Open MPI logo

Open MPI User's Mailing List Archives

  |   Home   |   Support   |   FAQ   |  

This web mail archive is frozen.

This page is part of a frozen web archive of this mailing list.

You can still navigate around this archive, but know that no new mails have been added to it since July of 2016.

Click here to be taken to the new web archives of this list; it includes all the mails that are in this frozen archive plus all new mails that have been sent to the list since it was migrated to the new archives.

Subject: Re: [OMPI users] ORTE_ERROR_LOG: Timeout in file
From: Hugh Dickinson (h.j.dickinson_at_[hidden])
Date: 2009-04-28 11:52:49


Hi again,

I tried a simple mpi c++ program:

--
#include <iostream>
#include <mpi.h>
using namespace MPI;
using namespace std;
int main(int argc, char* argv[]) {
   int rank,size;
   Init(argc,argv);
   rank=COMM_WORLD.Get_rank();
   size=COMM_WORLD.Get_size();
   cout << "P:" << rank << " out of " << size << endl;
   Finalize();
}
--
It didn't work over all the nodes, again same problem - the system  
seems to hang. However, by  forcing mpirun to use only the node on  
which I'm launching mpirun I get some more error messages
--
libibverbs: Fatal: couldn't read uverbs ABI version.

● TASK TO COMPLETE
Please continue the Open MPI mailing list post from the point where it ends. The data comes from a separate source and has no connection to the Open MPI mailing list post.

● AVAILABLE DATA
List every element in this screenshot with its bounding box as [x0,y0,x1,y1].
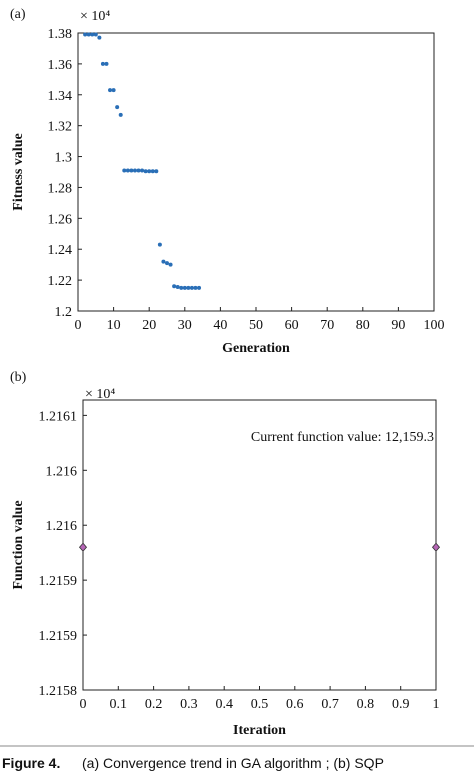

● REPLY
libibverbs: Fatal: couldn't read uverbs ABI version.
------------------------------------------------------------------------ 
--
[0,1,0]: OpenIB on host gamma2 was unable to find any HCAs.
Another transport will be used instead, although this may result in
lower performance.
------------------------------------------------------------------------ 
--
------------------------------------------------------------------------ 
--
[0,1,1]: OpenIB on host gamma2 was unable to find any HCAs.
Another transport will be used instead, although this may result in
lower performance.
------------------------------------------------------------------------ 
--
------------------------------------------------------------------------ 
--
[0,1,1]: uDAPL on host gamma2 was unable to find any NICs.
Another transport will be used instead, although this may result in
lower performance.
------------------------------------------------------------------------ 
--
------------------------------------------------------------------------ 
--
[0,1,0]: uDAPL on host gamma2 was unable to find any NICs.
Another transport will be used instead, although this may result in
lower performance.
------------------------------------------------------------------------ 
--
--
However, as before the program does work in this special case, and I  
get:
--
P:0 out of 2
P:1 out of 2
--
Do these errors indicate a problem with the Open MPI installation?
Hugh
On 28 Apr 2009, at 16:36, Hugh Dickinson wrote:
> Hi Jody,
>
> I can paswordlessly ssh between all nodes (to and from)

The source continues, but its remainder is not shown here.